-- start of Extracted information --
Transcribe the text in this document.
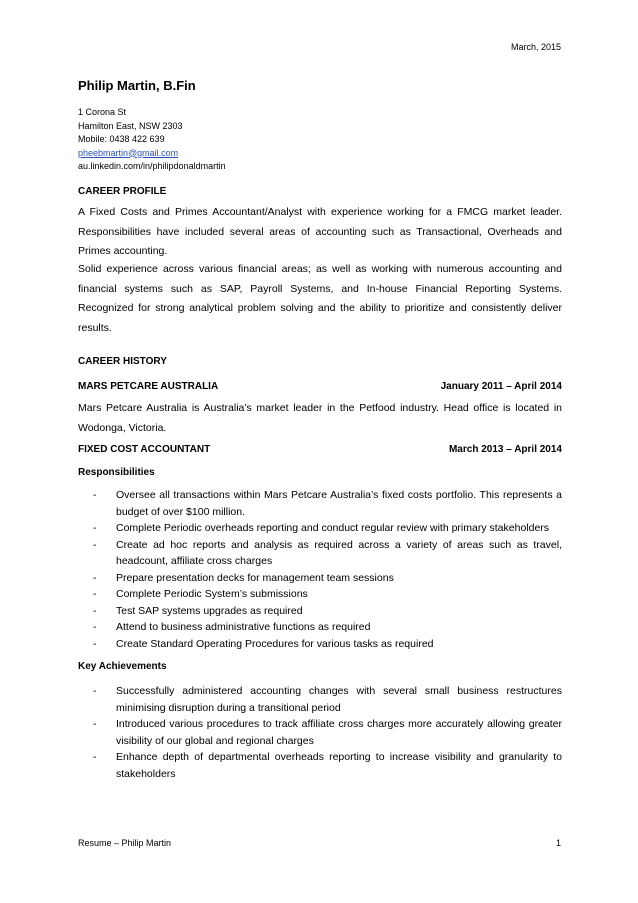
March, 2015
Philip Martin, B.Fin
1 Corona St
Hamilton East, NSW 2303
Mobile: 0438 422 639
pheebmartin@gmail.com
au.linkedin.com/in/philipdonaldmartin
CAREER PROFILE
A Fixed Costs and Primes Accountant/Analyst with experience working for a FMCG market leader. Responsibilities have included several areas of accounting such as Transactional, Overheads and Primes accounting.
Solid experience across various financial areas; as well as working with numerous accounting and financial systems such as SAP, Payroll Systems, and In-house Financial Reporting Systems. Recognized for strong analytical problem solving and the ability to prioritize and consistently deliver results.
CAREER HISTORY
MARS PETCARE AUSTRALIA	January 2011 – April 2014
Mars Petcare Australia is Australia’s market leader in the Petfood industry. Head office is located in Wodonga, Victoria.
FIXED COST ACCOUNTANT	March 2013 – April 2014
Responsibilities
- Oversee all transactions within Mars Petcare Australia’s fixed costs portfolio. This represents a budget of over $100 million.
- Complete Periodic overheads reporting and conduct regular review with primary stakeholders
- Create ad hoc reports and analysis as required across a variety of areas such as travel, headcount, affiliate cross charges
- Prepare presentation decks for management team sessions
- Complete Periodic System’s submissions
- Test SAP systems upgrades as required
- Attend to business administrative functions as required
- Create Standard Operating Procedures for various tasks as required
Key Achievements
- Successfully administered accounting changes with several small business restructures minimising disruption during a transitional period
- Introduced various procedures to track affiliate cross charges more accurately allowing greater visibility of our global and regional charges
- Enhance depth of departmental overheads reporting to increase visibility and granularity to stakeholders
Resume – Philip Martin	1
-- end of Extracted information --
- Task details -
Locate the word "Complete" in the data above. Copy every line carrying it.

- Written reply -
- Complete Periodic overheads reporting and conduct regular review with primary stakeholders
- Complete Periodic System’s submissions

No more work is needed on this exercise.